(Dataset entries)
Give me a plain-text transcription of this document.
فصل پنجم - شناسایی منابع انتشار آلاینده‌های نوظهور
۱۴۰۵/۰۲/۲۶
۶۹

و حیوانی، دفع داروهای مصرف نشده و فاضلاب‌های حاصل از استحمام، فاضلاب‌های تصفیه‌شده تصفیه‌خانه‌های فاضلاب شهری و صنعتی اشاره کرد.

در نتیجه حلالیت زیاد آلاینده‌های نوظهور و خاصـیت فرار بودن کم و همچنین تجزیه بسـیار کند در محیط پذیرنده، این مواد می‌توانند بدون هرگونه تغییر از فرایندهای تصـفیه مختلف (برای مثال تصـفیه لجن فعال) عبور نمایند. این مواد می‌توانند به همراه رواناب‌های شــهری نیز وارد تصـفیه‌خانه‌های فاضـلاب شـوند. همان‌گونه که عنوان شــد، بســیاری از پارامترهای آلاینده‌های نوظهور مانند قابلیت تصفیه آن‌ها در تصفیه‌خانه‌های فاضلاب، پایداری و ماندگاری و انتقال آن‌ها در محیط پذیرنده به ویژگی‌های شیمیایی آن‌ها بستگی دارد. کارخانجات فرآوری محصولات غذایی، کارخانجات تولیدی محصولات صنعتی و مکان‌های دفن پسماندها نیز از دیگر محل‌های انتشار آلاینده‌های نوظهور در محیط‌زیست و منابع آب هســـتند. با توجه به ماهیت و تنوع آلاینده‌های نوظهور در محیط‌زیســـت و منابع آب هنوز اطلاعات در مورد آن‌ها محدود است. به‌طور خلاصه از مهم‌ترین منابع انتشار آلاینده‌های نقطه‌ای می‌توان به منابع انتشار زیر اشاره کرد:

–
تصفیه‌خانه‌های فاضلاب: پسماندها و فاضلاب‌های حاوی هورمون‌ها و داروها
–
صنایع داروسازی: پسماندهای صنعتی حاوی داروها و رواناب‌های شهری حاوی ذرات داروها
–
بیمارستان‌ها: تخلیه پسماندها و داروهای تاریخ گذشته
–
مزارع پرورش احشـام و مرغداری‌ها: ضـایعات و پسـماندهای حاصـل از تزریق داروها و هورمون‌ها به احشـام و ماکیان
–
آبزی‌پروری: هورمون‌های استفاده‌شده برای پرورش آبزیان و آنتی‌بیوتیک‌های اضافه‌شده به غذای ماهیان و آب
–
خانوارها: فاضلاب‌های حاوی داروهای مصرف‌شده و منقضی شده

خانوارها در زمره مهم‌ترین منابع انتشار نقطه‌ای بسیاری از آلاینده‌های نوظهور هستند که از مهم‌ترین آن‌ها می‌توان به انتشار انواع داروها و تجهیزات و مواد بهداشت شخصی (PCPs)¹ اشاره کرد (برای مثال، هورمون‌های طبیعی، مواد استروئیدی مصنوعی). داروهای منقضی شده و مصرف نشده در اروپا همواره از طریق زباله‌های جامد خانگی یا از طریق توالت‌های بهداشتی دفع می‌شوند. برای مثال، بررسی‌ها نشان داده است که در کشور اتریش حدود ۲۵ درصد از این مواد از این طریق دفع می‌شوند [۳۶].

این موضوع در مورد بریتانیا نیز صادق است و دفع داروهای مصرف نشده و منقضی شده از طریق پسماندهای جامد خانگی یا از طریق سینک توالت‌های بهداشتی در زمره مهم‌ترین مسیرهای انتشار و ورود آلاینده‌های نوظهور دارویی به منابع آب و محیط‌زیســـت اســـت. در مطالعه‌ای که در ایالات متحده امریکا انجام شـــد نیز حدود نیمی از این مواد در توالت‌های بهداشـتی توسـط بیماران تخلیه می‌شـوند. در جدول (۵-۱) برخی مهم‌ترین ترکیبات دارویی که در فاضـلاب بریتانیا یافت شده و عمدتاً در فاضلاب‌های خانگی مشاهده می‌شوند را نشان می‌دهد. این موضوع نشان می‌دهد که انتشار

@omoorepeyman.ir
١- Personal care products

_Aim of the task_
Scan the listing above. Gather each line that contains the word "تخلیه".

_Task response_
بیمارستان‌ها: تخلیه پسماندها و داروهای تاریخ گذشته
این موضوع در مورد بریتانیا نیز صادق است و دفع داروهای مصرف نشده و منقضی شده از طریق پسماندهای جامد خانگی یا از طریق سینک توالت‌های بهداشتی در زمره مهم‌ترین مسیرهای انتشار و ورود آلاینده‌های نوظهور دارویی به منابع آب و محیط‌زیســـت اســـت. در مطالعه‌ای که در ایالات متحده امریکا انجام شـــد نیز حدود نیمی از این مواد در توالت‌های بهداشـتی توسـط بیماران تخلیه می‌شـوند. در جدول (۵-۱) برخی مهم‌ترین ترکیبات دارویی که در فاضـلاب بریتانیا یافت شده و عمدتاً در فاضلاب‌های خانگی مشاهده می‌شوند را نشان می‌دهد. این موضوع نشان می‌دهد که انتشار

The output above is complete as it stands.